**Work required**: Write out every entry word for word.
————————
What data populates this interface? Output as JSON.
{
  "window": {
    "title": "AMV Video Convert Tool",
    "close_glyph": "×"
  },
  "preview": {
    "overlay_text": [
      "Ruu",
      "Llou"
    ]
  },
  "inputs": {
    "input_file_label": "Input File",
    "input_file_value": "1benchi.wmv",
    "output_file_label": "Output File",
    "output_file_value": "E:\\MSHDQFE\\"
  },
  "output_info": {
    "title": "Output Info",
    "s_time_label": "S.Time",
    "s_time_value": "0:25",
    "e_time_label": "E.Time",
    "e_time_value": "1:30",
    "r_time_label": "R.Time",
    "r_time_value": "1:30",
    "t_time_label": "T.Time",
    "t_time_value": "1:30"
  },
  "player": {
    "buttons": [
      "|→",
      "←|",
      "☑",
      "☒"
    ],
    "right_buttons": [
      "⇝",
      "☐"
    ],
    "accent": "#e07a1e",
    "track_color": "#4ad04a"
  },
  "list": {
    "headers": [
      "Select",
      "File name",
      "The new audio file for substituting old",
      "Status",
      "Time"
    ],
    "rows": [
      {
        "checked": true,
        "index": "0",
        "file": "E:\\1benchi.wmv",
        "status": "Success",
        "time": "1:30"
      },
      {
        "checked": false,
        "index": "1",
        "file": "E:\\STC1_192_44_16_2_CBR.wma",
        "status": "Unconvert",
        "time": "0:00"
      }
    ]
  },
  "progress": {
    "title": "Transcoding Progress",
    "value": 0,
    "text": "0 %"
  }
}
————————
**Exercise answer**:
What data populates this interface? Output as JSON.
{
  "window": {
    "title": "AMV Video Convert Tool",
    "close_glyph": "×"
  },
  "preview": {
    "overlay_text": [
      "Ruu",
      "Llou"
    ]
  },
  "inputs": {
    "input_file_label": "Input File",
    "input_file_value": "1benchi.wmv",
    "output_file_label": "Output File",
    "output_file_value": "E:\\MSHDQFE\\"
  },
  "output_info": {
    "title": "Output Info",
    "s_time_label": "S.Time",
    "s_time_value": "0:25",
    "e_time_label": "E.Time",
    "e_time_value": "1:30",
    "r_time_label": "R.Time",
    "r_time_value": "1:30",
    "t_time_label": "T.Time",
    "t_time_value": "1:30"
  },
  "player": {
    "buttons": [
      "|→",
      "←|",
      "☑",
      "☒"
    ],
    "right_buttons": [
      "⇝",
      "☐"
    ],
    "accent": "#e07a1e",
    "track_color": "#4ad04a"
  },
  "list": {
    "headers": [
      "Select",
      "File name",
      "The new audio file for substituting old",
      "Status",
      "Time"
    ],
    "rows": [
      {
        "checked": true,
        "index": "0",
        "file": "E:\\1benchi.wmv",
        "status": "Success",
        "time": "1:30"
      },
      {
        "checked": false,
        "index": "1",
        "file": "E:\\STC1_192_44_16_2_CBR.wma",
        "status": "Unconvert",
        "time": "0:00"
      }
    ]
  },
  "progress": {
    "title": "Transcoding Progress",
    "value": 0,
    "text": "0 %"
  }
}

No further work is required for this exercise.